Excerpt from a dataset
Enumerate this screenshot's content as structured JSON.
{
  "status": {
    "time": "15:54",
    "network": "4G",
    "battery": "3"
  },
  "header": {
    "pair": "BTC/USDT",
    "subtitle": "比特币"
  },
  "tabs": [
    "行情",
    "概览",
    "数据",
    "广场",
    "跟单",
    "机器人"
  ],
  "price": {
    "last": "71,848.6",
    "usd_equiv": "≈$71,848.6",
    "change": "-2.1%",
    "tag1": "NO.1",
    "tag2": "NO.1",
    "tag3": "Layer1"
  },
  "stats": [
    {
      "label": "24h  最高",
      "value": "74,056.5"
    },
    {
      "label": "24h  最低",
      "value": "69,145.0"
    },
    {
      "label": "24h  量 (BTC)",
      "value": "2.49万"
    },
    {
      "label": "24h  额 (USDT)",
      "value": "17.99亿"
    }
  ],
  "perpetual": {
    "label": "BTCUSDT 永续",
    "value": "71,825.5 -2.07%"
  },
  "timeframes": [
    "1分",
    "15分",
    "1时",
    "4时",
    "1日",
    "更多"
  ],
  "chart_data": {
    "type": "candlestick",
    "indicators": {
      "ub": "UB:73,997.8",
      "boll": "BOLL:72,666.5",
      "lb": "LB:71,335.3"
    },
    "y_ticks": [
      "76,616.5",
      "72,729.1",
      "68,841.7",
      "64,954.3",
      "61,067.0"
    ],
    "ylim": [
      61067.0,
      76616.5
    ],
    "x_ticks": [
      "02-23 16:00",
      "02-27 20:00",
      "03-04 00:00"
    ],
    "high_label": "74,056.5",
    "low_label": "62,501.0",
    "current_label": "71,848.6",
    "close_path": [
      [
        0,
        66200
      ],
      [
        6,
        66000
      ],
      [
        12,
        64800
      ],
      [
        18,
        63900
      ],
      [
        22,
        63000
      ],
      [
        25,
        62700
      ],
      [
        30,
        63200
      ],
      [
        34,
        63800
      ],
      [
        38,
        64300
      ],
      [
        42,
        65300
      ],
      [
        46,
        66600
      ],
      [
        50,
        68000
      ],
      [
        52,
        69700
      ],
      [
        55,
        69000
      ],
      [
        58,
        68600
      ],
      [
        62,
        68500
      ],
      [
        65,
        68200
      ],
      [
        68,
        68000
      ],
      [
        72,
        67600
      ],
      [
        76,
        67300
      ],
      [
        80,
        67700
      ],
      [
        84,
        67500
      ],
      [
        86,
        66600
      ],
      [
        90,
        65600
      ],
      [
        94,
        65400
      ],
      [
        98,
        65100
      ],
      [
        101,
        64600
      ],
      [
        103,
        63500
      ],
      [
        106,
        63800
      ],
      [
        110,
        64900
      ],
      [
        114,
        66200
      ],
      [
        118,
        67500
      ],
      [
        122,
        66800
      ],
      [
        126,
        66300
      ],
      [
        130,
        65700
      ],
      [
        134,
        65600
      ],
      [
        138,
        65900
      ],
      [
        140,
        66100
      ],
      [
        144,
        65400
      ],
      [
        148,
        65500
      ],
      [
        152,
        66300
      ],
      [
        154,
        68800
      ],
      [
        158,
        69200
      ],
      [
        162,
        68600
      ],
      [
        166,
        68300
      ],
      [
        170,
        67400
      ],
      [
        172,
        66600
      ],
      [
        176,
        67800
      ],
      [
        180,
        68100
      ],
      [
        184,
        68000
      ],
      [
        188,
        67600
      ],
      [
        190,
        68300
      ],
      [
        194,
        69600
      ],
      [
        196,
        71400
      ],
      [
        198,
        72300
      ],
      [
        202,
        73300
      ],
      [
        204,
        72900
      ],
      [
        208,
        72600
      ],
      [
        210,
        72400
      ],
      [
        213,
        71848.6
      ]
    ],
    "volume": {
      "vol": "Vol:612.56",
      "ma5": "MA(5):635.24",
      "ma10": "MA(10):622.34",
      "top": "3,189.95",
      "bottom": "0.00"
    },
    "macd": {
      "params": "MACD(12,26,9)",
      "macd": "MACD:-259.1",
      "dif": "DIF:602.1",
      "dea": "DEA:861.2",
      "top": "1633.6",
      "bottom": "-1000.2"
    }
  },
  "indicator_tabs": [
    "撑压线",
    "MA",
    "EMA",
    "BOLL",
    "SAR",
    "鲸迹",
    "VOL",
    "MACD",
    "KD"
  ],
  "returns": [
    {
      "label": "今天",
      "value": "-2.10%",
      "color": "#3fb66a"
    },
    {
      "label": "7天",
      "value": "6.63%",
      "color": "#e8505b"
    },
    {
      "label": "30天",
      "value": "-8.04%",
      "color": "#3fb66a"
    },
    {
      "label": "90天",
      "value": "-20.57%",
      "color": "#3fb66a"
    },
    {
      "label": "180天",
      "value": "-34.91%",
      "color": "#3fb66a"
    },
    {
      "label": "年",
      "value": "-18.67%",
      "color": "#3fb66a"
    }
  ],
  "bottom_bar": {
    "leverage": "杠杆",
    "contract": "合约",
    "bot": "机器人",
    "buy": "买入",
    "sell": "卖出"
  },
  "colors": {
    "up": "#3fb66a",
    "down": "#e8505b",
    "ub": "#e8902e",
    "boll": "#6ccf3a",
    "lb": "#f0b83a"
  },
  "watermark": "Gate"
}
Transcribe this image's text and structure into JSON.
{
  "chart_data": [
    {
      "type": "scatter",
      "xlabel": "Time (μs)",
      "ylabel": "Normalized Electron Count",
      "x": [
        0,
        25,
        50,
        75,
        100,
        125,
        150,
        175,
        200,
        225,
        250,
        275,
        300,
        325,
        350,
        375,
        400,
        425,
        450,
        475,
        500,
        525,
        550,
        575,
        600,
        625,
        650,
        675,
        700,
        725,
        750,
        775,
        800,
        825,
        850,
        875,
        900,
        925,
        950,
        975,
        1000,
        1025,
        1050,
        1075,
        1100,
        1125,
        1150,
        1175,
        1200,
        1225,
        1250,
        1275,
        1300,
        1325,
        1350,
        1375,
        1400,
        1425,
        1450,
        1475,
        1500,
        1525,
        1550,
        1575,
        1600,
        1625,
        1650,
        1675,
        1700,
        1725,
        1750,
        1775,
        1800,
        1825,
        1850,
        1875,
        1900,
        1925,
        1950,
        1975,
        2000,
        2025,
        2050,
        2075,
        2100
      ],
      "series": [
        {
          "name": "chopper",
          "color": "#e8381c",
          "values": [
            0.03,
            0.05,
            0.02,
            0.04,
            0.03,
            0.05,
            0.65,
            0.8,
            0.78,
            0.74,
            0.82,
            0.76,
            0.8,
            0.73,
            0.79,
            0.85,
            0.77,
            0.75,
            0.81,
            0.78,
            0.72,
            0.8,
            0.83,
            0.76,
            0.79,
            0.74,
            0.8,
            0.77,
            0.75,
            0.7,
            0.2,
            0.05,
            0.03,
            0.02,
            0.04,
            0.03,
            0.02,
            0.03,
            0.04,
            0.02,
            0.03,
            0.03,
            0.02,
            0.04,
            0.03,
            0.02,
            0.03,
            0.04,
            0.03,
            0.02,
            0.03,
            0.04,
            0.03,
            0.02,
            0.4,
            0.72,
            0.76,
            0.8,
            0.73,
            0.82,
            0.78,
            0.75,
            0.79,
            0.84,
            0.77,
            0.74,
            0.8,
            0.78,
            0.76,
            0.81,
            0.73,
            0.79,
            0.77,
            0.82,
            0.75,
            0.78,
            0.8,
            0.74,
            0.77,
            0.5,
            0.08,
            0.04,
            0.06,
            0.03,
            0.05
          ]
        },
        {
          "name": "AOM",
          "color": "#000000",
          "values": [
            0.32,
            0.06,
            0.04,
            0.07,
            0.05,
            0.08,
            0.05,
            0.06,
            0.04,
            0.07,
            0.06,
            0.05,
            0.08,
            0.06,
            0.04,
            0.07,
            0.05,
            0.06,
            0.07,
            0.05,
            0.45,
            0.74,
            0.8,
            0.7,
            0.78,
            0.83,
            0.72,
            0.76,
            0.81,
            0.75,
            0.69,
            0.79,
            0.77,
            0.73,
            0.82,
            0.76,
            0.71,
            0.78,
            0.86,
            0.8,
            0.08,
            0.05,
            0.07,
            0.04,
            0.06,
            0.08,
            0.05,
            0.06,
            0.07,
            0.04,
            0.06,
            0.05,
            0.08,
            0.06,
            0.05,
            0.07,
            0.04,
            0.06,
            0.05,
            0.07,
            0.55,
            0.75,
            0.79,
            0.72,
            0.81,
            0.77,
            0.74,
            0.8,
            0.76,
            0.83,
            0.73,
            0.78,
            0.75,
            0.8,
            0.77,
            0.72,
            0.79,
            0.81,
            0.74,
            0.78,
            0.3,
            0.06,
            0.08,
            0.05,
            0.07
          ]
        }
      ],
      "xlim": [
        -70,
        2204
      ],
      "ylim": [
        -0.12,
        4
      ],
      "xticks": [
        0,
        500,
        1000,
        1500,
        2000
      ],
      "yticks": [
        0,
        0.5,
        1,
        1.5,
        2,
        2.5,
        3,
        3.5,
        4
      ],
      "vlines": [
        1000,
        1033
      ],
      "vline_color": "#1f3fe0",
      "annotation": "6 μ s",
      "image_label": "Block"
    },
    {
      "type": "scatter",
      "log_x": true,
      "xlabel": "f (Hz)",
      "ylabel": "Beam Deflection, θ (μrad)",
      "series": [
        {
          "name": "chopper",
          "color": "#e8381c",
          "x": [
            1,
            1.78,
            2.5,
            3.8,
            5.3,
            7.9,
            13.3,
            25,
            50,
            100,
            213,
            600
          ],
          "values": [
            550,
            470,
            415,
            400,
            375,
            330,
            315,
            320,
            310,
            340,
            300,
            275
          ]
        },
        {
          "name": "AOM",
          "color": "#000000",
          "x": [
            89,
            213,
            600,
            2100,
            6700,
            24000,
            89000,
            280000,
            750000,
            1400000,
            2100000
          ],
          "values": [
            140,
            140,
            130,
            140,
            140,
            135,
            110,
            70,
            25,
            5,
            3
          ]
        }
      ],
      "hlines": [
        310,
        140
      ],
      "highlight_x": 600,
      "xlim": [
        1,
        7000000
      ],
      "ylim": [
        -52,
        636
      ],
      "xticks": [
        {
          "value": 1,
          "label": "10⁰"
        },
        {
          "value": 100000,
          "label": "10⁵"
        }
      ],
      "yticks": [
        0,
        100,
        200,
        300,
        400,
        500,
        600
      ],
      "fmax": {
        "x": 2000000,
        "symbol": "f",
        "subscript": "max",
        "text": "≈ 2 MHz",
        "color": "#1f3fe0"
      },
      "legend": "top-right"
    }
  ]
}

--- Your goal ---
In the records above, find each line with the word "this" and copy it.

--- Worked answer ---
Enumerate this screenshot's content as structured JSON.
Transcribe this image's text and structure into JSON.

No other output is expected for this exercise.